▼
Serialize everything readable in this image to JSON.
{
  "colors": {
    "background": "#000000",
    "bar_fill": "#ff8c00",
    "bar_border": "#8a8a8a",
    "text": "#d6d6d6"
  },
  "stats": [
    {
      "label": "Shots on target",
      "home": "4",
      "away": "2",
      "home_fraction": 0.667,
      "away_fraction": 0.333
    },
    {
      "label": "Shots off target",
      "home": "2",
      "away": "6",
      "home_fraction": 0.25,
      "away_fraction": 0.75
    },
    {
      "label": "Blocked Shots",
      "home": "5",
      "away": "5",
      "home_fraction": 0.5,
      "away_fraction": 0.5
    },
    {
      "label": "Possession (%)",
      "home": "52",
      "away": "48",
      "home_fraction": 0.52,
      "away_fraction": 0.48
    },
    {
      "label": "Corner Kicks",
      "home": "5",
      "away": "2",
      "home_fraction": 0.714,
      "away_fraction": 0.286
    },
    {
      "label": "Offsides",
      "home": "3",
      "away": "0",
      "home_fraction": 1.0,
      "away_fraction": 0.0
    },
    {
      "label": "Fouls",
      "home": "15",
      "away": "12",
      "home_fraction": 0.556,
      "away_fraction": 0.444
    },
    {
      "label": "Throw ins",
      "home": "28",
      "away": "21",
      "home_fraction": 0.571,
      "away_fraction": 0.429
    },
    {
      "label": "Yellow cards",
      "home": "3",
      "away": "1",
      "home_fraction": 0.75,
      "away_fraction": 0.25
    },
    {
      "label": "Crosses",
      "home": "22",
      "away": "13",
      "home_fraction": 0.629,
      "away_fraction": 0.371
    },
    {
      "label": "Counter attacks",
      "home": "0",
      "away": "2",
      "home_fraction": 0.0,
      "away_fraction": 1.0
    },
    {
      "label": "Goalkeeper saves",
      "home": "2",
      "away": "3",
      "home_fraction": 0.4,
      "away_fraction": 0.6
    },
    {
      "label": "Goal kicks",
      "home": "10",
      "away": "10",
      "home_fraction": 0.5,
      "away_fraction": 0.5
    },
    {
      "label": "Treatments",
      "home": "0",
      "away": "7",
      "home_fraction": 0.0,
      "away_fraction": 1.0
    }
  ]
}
▲
▼
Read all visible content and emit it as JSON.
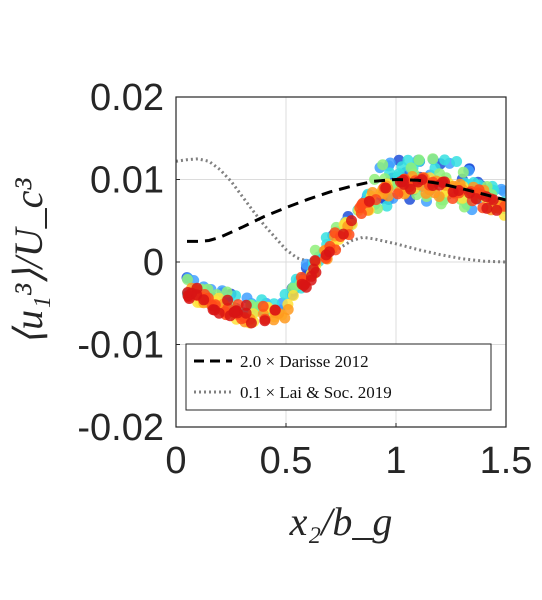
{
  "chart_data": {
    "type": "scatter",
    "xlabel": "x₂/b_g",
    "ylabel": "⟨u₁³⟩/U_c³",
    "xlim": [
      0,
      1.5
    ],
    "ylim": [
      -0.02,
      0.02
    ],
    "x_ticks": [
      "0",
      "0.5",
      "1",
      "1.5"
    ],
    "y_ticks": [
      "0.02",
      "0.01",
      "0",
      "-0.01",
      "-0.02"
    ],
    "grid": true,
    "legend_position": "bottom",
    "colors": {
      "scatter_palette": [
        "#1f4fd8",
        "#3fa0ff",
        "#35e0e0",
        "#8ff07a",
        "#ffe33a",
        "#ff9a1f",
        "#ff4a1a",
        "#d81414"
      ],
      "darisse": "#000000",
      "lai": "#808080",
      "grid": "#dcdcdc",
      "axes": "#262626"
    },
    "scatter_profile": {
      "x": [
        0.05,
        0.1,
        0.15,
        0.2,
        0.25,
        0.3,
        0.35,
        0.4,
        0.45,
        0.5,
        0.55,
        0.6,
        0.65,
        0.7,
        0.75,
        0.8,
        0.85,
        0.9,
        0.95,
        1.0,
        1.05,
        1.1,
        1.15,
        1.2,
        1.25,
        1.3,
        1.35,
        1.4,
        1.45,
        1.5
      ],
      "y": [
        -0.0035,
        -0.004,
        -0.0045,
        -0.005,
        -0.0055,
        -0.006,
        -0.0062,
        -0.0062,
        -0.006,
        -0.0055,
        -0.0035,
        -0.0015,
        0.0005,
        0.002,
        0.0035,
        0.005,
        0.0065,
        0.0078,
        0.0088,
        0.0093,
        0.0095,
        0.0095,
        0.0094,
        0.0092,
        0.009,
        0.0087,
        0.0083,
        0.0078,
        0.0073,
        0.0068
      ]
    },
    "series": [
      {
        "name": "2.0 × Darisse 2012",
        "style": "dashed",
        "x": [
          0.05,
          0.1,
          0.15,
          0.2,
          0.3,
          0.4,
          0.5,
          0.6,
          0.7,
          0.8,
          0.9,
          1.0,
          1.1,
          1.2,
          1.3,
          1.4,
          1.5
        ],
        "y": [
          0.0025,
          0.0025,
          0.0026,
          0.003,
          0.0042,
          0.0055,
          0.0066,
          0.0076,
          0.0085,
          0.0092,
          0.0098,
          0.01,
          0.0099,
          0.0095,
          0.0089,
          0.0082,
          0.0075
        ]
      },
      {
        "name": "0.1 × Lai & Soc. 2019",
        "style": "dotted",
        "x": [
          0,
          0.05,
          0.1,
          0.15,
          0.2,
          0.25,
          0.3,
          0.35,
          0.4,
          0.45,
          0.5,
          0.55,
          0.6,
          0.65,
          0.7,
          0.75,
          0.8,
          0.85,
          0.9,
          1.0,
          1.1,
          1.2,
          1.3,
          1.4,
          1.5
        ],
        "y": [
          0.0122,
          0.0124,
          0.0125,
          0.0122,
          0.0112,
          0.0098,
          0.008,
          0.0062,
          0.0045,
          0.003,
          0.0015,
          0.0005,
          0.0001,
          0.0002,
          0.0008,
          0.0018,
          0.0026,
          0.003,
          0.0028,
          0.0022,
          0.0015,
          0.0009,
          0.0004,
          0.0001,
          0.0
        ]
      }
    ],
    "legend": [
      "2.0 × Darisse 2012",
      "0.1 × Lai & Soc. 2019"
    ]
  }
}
▲
* [WHAT IS REQUIRED] List all lines in the material containing the string "name".

* [THE RESULT]
        "name": "2.0 × Darisse 2012",
        "name": "0.1 × Lai & Soc. 2019",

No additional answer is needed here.